### Goal
Every line in the listing is to be echoed verbatim.

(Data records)
-----
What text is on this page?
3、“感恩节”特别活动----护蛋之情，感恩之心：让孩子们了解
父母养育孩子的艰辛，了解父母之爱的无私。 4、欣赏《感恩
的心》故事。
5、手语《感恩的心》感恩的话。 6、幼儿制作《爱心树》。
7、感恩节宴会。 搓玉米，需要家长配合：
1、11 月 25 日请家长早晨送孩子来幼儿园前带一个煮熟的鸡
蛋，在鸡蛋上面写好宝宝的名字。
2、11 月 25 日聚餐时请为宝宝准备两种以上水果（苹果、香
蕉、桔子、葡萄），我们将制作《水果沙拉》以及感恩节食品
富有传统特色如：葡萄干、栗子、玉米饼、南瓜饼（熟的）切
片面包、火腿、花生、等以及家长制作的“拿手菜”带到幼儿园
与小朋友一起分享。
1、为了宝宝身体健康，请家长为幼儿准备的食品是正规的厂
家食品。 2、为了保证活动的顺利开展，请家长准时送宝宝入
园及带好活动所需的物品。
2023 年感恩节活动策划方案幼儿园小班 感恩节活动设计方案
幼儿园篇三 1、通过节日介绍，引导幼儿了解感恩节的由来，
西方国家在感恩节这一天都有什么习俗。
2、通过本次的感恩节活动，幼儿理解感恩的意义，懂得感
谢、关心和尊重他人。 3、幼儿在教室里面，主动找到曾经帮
-----
### Full output
What text is on this page?
3、“感恩节”特别活动----护蛋之情，感恩之心：让孩子们了解
父母养育孩子的艰辛，了解父母之爱的无私。 4、欣赏《感恩
的心》故事。
5、手语《感恩的心》感恩的话。 6、幼儿制作《爱心树》。
7、感恩节宴会。 搓玉米，需要家长配合：
1、11 月 25 日请家长早晨送孩子来幼儿园前带一个煮熟的鸡
蛋，在鸡蛋上面写好宝宝的名字。
2、11 月 25 日聚餐时请为宝宝准备两种以上水果（苹果、香
蕉、桔子、葡萄），我们将制作《水果沙拉》以及感恩节食品
富有传统特色如：葡萄干、栗子、玉米饼、南瓜饼（熟的）切
片面包、火腿、花生、等以及家长制作的“拿手菜”带到幼儿园
与小朋友一起分享。
1、为了宝宝身体健康，请家长为幼儿准备的食品是正规的厂
家食品。 2、为了保证活动的顺利开展，请家长准时送宝宝入
园及带好活动所需的物品。
2023 年感恩节活动策划方案幼儿园小班 感恩节活动设计方案
幼儿园篇三 1、通过节日介绍，引导幼儿了解感恩节的由来，
西方国家在感恩节这一天都有什么习俗。
2、通过本次的感恩节活动，幼儿理解感恩的意义，懂得感
谢、关心和尊重他人。 3、幼儿在教室里面，主动找到曾经帮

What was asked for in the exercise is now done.